Items listed in a dataset
◆ ◆ ◆ ◆

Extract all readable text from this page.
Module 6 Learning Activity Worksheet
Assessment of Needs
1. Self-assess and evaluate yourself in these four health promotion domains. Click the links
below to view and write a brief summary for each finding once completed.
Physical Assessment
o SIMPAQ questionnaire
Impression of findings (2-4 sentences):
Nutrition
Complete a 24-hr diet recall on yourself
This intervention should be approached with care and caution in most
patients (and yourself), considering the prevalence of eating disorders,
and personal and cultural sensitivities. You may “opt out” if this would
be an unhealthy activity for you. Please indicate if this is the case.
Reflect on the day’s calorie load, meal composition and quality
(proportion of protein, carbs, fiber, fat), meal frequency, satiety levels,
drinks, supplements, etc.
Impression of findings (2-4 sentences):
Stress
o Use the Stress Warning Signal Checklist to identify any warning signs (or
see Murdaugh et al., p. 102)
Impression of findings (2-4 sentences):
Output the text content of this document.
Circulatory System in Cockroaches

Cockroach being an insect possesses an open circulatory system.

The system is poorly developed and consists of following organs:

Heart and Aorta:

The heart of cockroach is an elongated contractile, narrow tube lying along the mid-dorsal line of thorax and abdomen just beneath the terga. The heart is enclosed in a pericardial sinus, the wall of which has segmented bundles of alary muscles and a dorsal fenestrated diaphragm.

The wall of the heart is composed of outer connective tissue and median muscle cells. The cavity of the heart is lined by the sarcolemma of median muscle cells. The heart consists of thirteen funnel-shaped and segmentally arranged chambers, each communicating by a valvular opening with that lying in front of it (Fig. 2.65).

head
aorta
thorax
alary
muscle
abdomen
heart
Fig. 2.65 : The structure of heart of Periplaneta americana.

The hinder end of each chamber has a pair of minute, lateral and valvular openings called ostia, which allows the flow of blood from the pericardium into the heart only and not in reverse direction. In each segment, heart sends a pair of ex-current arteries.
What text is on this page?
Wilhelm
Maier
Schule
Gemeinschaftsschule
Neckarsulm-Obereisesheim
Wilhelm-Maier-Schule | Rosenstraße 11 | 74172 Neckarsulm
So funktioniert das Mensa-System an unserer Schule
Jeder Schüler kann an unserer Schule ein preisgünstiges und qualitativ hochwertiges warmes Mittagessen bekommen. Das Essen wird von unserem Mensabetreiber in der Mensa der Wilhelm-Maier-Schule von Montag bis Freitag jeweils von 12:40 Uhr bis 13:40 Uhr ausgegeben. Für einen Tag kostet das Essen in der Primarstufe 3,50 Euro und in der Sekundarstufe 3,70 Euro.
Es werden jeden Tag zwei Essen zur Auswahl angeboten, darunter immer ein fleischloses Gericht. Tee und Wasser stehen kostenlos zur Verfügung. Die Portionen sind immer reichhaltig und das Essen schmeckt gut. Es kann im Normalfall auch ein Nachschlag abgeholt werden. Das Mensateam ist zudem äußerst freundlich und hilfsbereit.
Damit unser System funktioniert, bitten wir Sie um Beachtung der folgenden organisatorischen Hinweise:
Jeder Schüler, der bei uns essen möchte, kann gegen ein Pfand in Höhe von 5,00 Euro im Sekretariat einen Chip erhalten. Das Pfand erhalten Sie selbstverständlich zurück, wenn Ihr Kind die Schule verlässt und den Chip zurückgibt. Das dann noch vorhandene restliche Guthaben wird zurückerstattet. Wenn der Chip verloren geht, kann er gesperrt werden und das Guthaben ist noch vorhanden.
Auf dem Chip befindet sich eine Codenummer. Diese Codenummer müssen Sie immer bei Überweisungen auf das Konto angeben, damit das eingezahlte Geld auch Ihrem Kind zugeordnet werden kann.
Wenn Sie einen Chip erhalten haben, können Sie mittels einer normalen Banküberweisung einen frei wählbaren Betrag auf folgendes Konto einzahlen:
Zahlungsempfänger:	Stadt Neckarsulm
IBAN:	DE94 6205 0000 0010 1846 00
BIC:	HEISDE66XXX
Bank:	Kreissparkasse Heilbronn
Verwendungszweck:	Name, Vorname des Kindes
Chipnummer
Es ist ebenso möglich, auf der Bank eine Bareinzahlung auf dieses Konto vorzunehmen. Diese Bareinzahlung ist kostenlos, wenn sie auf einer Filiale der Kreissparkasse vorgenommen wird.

◆ ◆ ◆ ◆

§ **ACTIVITY**
Print every record exactly as written.

§ **RESULT OF THE TASK**
Extract all readable text from this page.
Module 6 Learning Activity Worksheet
Assessment of Needs
1. Self-assess and evaluate yourself in these four health promotion domains. Click the links
below to view and write a brief summary for each finding once completed.
Physical Assessment
o SIMPAQ questionnaire
Impression of findings (2-4 sentences):
Nutrition
Complete a 24-hr diet recall on yourself
This intervention should be approached with care and caution in most
patients (and yourself), considering the prevalence of eating disorders,
and personal and cultural sensitivities. You may “opt out” if this would
be an unhealthy activity for you. Please indicate if this is the case.
Reflect on the day’s calorie load, meal composition and quality
(proportion of protein, carbs, fiber, fat), meal frequency, satiety levels,
drinks, supplements, etc.
Impression of findings (2-4 sentences):
Stress
o Use the Stress Warning Signal Checklist to identify any warning signs (or
see Murdaugh et al., p. 102)
Impression of findings (2-4 sentences):
Output the text content of this document.
Circulatory System in Cockroaches

Cockroach being an insect possesses an open circulatory system.

The system is poorly developed and consists of following organs:

Heart and Aorta:

The heart of cockroach is an elongated contractile, narrow tube lying along the mid-dorsal line of thorax and abdomen just beneath the terga. The heart is enclosed in a pericardial sinus, the wall of which has segmented bundles of alary muscles and a dorsal fenestrated diaphragm.

The wall of the heart is composed of outer connective tissue and median muscle cells. The cavity of the heart is lined by the sarcolemma of median muscle cells. The heart consists of thirteen funnel-shaped and segmentally arranged chambers, each communicating by a valvular opening with that lying in front of it (Fig. 2.65).

head
aorta
thorax
alary
muscle
abdomen
heart
Fig. 2.65 : The structure of heart of Periplaneta americana.

The hinder end of each chamber has a pair of minute, lateral and valvular openings called ostia, which allows the flow of blood from the pericardium into the heart only and not in reverse direction. In each segment, heart sends a pair of ex-current arteries.
What text is on this page?
Wilhelm
Maier
Schule
Gemeinschaftsschule
Neckarsulm-Obereisesheim
Wilhelm-Maier-Schule | Rosenstraße 11 | 74172 Neckarsulm
So funktioniert das Mensa-System an unserer Schule
Jeder Schüler kann an unserer Schule ein preisgünstiges und qualitativ hochwertiges warmes Mittagessen bekommen. Das Essen wird von unserem Mensabetreiber in der Mensa der Wilhelm-Maier-Schule von Montag bis Freitag jeweils von 12:40 Uhr bis 13:40 Uhr ausgegeben. Für einen Tag kostet das Essen in der Primarstufe 3,50 Euro und in der Sekundarstufe 3,70 Euro.
Es werden jeden Tag zwei Essen zur Auswahl angeboten, darunter immer ein fleischloses Gericht. Tee und Wasser stehen kostenlos zur Verfügung. Die Portionen sind immer reichhaltig und das Essen schmeckt gut. Es kann im Normalfall auch ein Nachschlag abgeholt werden. Das Mensateam ist zudem äußerst freundlich und hilfsbereit.
Damit unser System funktioniert, bitten wir Sie um Beachtung der folgenden organisatorischen Hinweise:
Jeder Schüler, der bei uns essen möchte, kann gegen ein Pfand in Höhe von 5,00 Euro im Sekretariat einen Chip erhalten. Das Pfand erhalten Sie selbstverständlich zurück, wenn Ihr Kind die Schule verlässt und den Chip zurückgibt. Das dann noch vorhandene restliche Guthaben wird zurückerstattet. Wenn der Chip verloren geht, kann er gesperrt werden und das Guthaben ist noch vorhanden.
Auf dem Chip befindet sich eine Codenummer. Diese Codenummer müssen Sie immer bei Überweisungen auf das Konto angeben, damit das eingezahlte Geld auch Ihrem Kind zugeordnet werden kann.
Wenn Sie einen Chip erhalten haben, können Sie mittels einer normalen Banküberweisung einen frei wählbaren Betrag auf folgendes Konto einzahlen:
Zahlungsempfänger:	Stadt Neckarsulm
IBAN:	DE94 6205 0000 0010 1846 00
BIC:	HEISDE66XXX
Bank:	Kreissparkasse Heilbronn
Verwendungszweck:	Name, Vorname des Kindes
Chipnummer
Es ist ebenso möglich, auf der Bank eine Bareinzahlung auf dieses Konto vorzunehmen. Diese Bareinzahlung ist kostenlos, wenn sie auf einer Filiale der Kreissparkasse vorgenommen wird.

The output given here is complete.